Task objective:
In the entries below, find every line holding the string "延燒二百餘家" and collect it.

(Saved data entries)
↓↓↓

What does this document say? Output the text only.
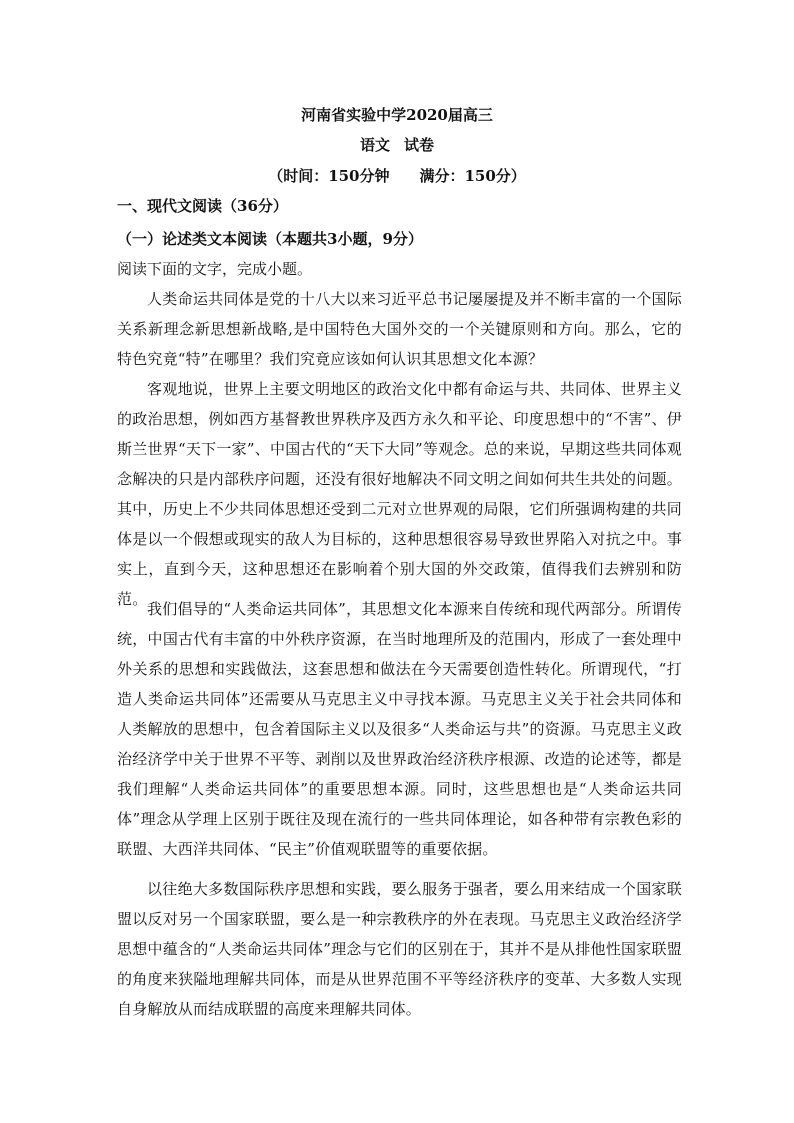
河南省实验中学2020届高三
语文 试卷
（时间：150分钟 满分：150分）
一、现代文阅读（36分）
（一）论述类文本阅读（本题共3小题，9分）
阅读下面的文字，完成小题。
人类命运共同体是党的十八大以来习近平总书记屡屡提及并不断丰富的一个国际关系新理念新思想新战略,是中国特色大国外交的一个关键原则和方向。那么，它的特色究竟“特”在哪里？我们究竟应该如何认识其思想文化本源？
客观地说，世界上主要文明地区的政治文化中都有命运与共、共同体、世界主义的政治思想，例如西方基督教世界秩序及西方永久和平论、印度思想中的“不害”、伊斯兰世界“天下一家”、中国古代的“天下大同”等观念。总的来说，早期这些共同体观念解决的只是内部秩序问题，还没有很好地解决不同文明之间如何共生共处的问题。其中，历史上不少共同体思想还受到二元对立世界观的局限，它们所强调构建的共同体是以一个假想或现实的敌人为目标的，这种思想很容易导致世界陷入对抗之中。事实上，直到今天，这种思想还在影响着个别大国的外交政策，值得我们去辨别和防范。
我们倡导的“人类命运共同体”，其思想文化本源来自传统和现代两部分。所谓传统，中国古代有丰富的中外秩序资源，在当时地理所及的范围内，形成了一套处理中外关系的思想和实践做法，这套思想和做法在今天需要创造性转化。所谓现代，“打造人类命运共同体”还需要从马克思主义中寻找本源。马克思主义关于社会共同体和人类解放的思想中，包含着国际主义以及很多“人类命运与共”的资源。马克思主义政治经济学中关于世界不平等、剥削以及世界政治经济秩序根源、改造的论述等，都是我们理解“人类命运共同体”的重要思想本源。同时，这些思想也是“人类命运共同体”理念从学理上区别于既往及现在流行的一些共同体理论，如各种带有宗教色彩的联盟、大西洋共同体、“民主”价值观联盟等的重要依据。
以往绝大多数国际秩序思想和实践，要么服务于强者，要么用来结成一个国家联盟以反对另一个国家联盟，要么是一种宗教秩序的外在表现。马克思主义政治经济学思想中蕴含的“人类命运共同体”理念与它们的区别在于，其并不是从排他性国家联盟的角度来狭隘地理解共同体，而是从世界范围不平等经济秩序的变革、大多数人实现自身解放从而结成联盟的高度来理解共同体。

↑↑↑
↓↓↓

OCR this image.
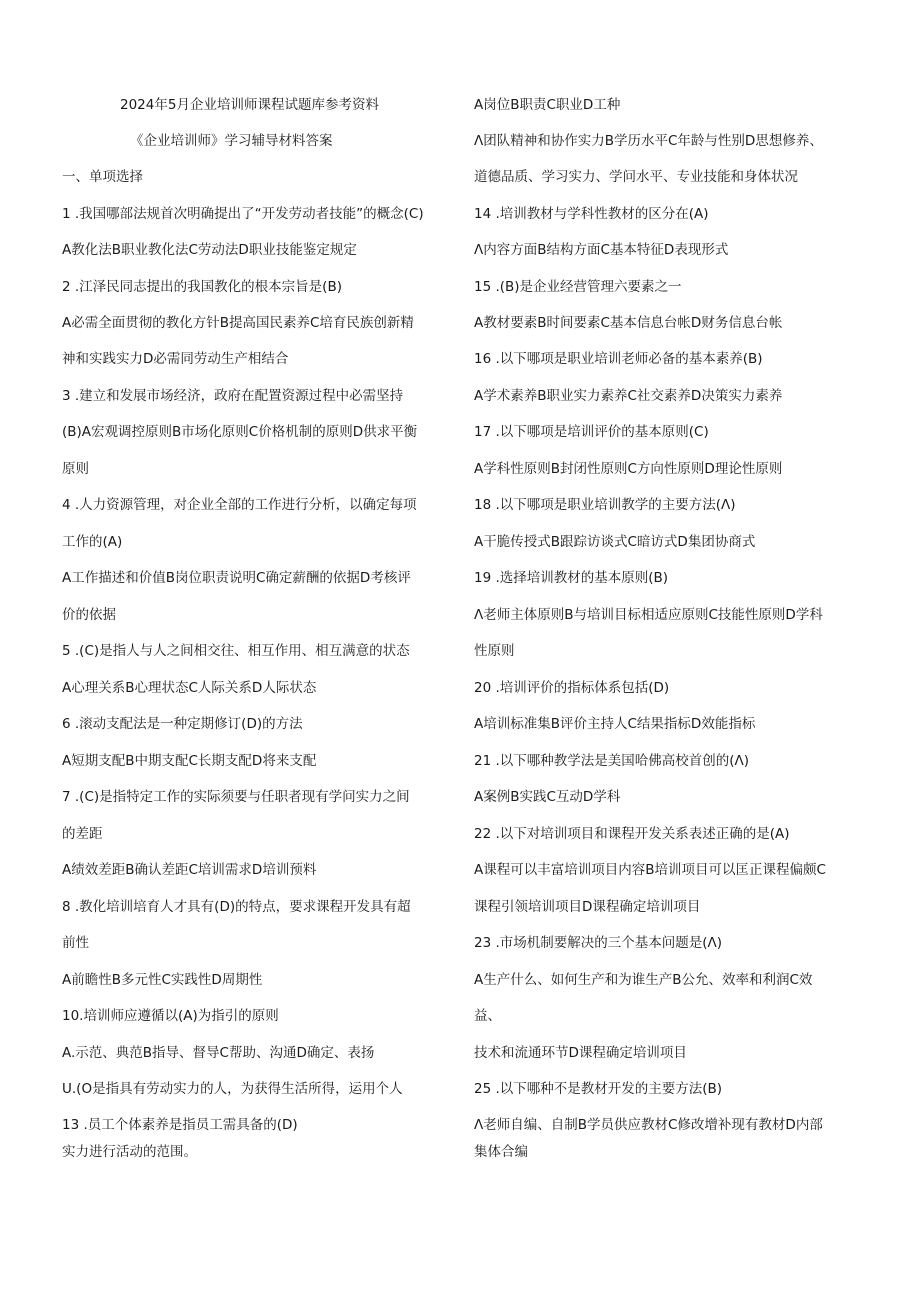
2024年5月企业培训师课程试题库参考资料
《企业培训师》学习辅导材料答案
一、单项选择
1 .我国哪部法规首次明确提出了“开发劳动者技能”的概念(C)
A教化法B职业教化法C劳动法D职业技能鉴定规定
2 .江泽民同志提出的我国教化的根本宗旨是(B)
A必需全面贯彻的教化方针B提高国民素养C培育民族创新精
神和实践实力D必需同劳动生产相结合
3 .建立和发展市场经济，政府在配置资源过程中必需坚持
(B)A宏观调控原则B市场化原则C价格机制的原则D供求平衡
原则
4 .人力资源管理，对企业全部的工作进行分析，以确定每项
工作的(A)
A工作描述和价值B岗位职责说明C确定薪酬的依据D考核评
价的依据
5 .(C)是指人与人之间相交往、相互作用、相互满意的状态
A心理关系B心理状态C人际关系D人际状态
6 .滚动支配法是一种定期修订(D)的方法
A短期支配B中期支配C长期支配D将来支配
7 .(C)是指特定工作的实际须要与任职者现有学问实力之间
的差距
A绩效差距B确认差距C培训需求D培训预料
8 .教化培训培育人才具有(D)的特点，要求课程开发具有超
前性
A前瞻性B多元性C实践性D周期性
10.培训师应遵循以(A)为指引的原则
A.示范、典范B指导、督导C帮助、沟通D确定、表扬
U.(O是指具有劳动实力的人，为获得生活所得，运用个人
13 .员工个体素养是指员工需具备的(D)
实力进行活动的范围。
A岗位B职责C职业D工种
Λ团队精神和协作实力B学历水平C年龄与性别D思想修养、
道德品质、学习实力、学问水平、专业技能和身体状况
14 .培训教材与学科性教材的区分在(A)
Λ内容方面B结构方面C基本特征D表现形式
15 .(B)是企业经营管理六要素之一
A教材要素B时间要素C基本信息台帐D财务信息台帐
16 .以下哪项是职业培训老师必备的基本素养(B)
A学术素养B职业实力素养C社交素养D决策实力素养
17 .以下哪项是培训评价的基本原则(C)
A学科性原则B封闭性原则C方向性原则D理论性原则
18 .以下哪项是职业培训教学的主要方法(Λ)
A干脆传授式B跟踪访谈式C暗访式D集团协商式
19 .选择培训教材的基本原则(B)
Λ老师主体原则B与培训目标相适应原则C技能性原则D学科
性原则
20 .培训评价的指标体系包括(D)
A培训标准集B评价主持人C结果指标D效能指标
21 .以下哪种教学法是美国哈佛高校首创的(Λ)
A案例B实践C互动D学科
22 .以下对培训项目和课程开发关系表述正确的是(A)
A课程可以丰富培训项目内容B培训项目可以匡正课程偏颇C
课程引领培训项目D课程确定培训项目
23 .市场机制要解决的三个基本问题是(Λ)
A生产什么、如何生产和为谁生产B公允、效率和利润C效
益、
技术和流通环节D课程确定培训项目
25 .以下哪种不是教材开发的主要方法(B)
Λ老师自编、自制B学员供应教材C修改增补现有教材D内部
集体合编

↑↑↑
↓↓↓

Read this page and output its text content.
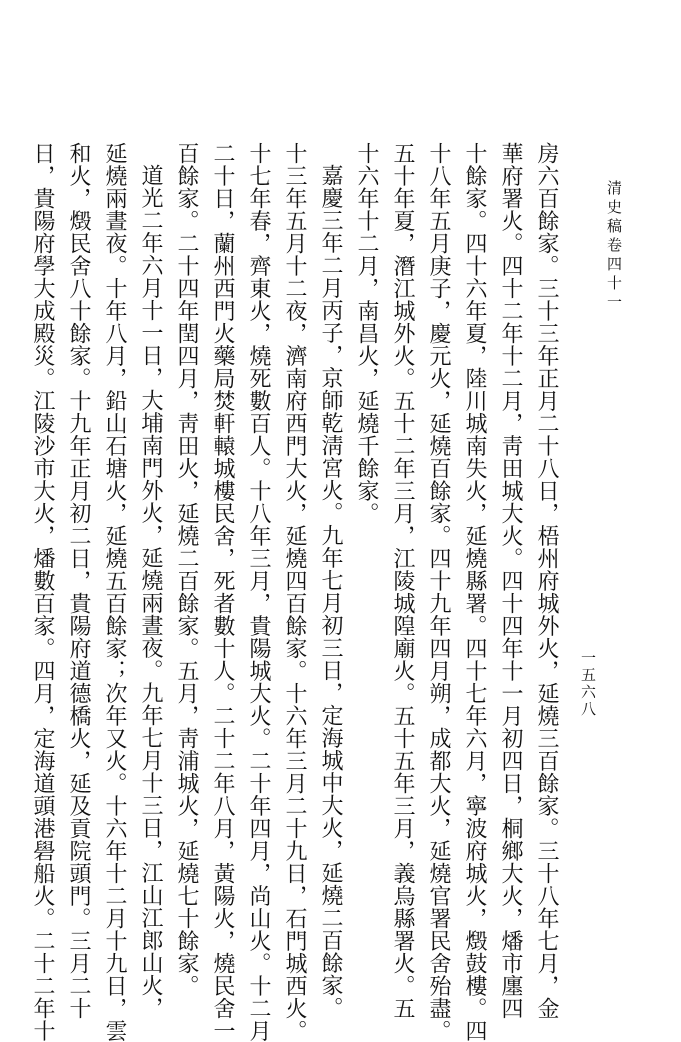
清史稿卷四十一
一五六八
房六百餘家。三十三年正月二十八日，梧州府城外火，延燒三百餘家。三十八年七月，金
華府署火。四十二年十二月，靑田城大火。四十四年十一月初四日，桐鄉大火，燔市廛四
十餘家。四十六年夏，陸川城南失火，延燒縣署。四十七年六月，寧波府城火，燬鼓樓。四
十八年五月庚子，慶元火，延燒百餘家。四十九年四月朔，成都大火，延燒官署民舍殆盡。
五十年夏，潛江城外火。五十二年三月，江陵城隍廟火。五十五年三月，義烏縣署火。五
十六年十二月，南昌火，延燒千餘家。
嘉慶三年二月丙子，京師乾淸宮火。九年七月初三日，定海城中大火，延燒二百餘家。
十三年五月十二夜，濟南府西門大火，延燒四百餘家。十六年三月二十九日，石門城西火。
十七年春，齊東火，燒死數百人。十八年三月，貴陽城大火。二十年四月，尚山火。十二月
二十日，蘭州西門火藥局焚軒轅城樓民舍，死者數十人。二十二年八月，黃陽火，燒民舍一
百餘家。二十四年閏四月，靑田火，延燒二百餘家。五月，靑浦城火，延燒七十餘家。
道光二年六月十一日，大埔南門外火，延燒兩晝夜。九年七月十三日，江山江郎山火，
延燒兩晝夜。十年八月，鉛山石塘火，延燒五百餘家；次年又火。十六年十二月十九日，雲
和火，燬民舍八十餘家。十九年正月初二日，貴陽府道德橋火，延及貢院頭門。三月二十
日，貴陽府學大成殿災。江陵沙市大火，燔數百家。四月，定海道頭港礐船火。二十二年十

↑↑↑

Exercise output:
嘉慶三年二月丙子，京師乾淸宮火。九年七月初三日，定海城中大火，延燒二百餘家。
百餘家。二十四年閏四月，靑田火，延燒二百餘家。五月，靑浦城火，延燒七十餘家。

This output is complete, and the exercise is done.